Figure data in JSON
* * *
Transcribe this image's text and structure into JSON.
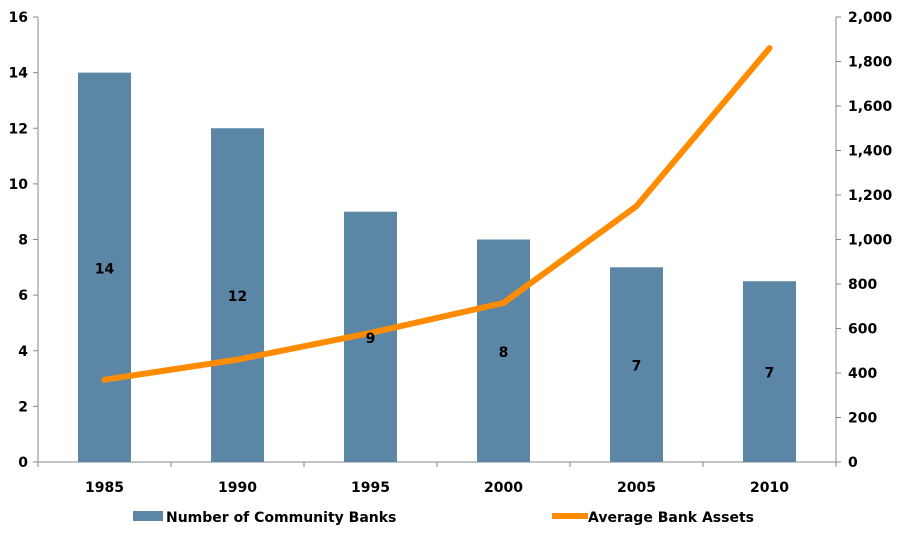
{
  "chart_data": {
    "type": "bar+line",
    "categories": [
      "1985",
      "1990",
      "1995",
      "2000",
      "2005",
      "2010"
    ],
    "series": [
      {
        "name": "Number of Community Banks",
        "type": "bar",
        "axis": "left",
        "values": [
          14,
          12,
          9,
          8,
          7,
          6.5
        ],
        "data_labels": [
          "14",
          "12",
          "9",
          "8",
          "7",
          "7"
        ],
        "color": "#5b86a5"
      },
      {
        "name": "Average Bank Assets",
        "type": "line",
        "axis": "right",
        "values": [
          370,
          460,
          580,
          715,
          1150,
          1860
        ],
        "color": "#ff8c00"
      }
    ],
    "y_left": {
      "min": 0,
      "max": 16,
      "step": 2,
      "ticks": [
        "0",
        "2",
        "4",
        "6",
        "8",
        "10",
        "12",
        "14",
        "16"
      ]
    },
    "y_right": {
      "min": 0,
      "max": 2000,
      "step": 200,
      "ticks": [
        "0",
        "200",
        "400",
        "600",
        "800",
        "1,000",
        "1,200",
        "1,400",
        "1,600",
        "1,800",
        "2,000"
      ]
    },
    "grid": false,
    "legend_position": "bottom"
  }
}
* * *
**Directive:**
Transcribe the material as is, with images omitted.

**The response:**
Transcribe this image's text and structure into JSON.
{
  "chart_data": {
    "type": "bar+line",
    "categories": [
      "1985",
      "1990",
      "1995",
      "2000",
      "2005",
      "2010"
    ],
    "series": [
      {
        "name": "Number of Community Banks",
        "type": "bar",
        "axis": "left",
        "values": [
          14,
          12,
          9,
          8,
          7,
          6.5
        ],
        "data_labels": [
          "14",
          "12",
          "9",
          "8",
          "7",
          "7"
        ],
        "color": "#5b86a5"
      },
      {
        "name": "Average Bank Assets",
        "type": "line",
        "axis": "right",
        "values": [
          370,
          460,
          580,
          715,
          1150,
          1860
        ],
        "color": "#ff8c00"
      }
    ],
    "y_left": {
      "min": 0,
      "max": 16,
      "step": 2,
      "ticks": [
        "0",
        "2",
        "4",
        "6",
        "8",
        "10",
        "12",
        "14",
        "16"
      ]
    },
    "y_right": {
      "min": 0,
      "max": 2000,
      "step": 200,
      "ticks": [
        "0",
        "200",
        "400",
        "600",
        "800",
        "1,000",
        "1,200",
        "1,400",
        "1,600",
        "1,800",
        "2,000"
      ]
    },
    "grid": false,
    "legend_position": "bottom"
  }
}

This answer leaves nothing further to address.